### PROBLEM
Your answer should be one number: how many lines of the records hold the string "page".

### INPUT FOR THIS TASK
'''

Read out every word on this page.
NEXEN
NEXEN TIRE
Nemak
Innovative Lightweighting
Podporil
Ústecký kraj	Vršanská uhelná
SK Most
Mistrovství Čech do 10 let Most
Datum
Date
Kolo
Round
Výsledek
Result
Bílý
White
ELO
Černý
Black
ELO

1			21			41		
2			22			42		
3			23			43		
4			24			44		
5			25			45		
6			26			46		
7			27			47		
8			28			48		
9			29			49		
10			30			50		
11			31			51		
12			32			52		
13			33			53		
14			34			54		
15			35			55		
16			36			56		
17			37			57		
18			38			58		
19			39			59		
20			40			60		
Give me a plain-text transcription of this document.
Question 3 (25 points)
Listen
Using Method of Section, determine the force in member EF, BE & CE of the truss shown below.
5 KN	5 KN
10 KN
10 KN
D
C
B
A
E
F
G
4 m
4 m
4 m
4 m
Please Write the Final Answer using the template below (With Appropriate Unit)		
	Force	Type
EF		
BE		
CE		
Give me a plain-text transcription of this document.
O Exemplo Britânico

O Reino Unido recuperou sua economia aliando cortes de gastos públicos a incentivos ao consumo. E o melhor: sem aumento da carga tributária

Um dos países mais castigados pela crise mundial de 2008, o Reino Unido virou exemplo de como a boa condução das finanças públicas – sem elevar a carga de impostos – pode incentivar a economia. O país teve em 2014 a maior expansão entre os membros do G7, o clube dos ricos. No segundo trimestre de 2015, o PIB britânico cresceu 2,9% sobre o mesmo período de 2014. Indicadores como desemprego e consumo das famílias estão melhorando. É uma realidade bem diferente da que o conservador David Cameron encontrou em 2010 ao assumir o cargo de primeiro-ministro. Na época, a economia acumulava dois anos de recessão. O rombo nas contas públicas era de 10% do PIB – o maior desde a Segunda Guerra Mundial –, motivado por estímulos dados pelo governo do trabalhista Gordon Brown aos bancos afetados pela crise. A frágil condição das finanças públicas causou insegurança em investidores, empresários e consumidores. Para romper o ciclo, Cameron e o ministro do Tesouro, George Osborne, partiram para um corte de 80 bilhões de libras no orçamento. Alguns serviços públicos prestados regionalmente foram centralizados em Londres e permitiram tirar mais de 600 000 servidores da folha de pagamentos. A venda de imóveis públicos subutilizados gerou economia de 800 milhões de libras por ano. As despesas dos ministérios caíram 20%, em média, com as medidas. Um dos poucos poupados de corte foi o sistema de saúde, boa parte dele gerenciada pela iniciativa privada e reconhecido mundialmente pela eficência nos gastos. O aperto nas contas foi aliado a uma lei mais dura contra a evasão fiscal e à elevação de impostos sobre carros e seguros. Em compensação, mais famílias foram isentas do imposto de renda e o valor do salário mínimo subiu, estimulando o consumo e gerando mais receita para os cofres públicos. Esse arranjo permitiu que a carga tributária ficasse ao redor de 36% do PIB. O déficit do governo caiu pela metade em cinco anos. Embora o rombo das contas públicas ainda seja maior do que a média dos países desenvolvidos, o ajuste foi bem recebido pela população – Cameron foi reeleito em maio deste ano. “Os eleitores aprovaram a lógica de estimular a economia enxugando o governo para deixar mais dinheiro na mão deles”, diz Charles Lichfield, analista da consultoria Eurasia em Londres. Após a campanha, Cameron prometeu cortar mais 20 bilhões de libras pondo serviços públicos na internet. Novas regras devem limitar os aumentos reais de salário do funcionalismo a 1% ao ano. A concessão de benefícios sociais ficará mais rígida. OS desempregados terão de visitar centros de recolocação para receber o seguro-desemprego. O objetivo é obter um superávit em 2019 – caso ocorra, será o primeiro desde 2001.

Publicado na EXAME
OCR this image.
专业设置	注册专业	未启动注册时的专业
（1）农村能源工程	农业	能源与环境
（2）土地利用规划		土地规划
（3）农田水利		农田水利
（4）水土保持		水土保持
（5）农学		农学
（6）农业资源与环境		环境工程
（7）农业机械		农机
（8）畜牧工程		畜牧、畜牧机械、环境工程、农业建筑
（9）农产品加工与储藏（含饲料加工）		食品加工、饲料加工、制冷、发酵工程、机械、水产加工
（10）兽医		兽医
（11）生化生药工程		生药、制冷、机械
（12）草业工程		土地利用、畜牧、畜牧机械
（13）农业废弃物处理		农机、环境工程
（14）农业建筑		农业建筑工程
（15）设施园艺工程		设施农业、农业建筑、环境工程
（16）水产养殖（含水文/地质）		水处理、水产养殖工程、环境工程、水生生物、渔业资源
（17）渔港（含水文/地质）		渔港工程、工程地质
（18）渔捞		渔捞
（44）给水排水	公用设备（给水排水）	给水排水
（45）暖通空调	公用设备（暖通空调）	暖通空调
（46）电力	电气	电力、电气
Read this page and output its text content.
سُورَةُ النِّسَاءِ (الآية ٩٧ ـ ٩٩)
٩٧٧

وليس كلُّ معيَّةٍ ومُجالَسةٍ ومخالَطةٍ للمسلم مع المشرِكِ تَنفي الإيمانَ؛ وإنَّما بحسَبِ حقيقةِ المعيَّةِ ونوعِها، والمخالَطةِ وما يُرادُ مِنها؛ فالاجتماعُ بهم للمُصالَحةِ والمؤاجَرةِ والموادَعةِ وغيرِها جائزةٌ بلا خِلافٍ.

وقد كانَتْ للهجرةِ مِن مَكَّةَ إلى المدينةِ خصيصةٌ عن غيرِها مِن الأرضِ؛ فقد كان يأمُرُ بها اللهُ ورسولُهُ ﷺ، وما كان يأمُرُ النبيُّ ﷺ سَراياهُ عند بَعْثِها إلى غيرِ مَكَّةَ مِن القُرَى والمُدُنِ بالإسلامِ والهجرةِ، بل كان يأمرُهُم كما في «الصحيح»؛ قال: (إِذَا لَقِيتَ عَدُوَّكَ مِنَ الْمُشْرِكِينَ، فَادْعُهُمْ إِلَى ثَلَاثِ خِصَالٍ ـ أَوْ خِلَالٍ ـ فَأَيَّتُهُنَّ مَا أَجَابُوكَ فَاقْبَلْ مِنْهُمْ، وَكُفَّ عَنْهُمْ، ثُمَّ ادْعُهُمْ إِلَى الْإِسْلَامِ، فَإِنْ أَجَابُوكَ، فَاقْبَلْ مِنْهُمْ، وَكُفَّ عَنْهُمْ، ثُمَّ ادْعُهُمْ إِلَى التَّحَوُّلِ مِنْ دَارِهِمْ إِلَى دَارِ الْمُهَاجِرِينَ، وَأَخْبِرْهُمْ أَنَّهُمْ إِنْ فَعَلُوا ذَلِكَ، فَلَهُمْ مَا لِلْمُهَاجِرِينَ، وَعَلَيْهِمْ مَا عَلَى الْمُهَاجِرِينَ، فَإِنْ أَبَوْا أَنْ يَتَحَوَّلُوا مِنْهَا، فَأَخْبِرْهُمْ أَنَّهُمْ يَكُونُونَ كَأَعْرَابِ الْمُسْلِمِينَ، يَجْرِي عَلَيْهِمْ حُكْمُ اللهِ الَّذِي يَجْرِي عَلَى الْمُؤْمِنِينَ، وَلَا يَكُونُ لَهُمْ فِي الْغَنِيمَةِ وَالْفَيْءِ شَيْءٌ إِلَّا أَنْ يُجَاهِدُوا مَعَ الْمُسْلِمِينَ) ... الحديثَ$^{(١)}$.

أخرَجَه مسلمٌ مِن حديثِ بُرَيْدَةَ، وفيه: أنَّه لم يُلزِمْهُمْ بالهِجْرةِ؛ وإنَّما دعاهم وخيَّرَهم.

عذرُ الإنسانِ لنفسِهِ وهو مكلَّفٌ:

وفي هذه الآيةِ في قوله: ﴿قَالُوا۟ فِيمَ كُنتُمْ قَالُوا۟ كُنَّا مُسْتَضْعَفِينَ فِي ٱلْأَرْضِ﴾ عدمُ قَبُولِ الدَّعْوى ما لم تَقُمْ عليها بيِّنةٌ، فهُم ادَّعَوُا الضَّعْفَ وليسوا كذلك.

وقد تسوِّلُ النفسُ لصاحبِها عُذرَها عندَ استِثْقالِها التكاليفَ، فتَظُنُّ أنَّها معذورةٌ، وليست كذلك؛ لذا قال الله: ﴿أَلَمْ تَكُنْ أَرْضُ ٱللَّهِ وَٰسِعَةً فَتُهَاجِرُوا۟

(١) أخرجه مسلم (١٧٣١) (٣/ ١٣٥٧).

'''

### OUTPUT BELOW
2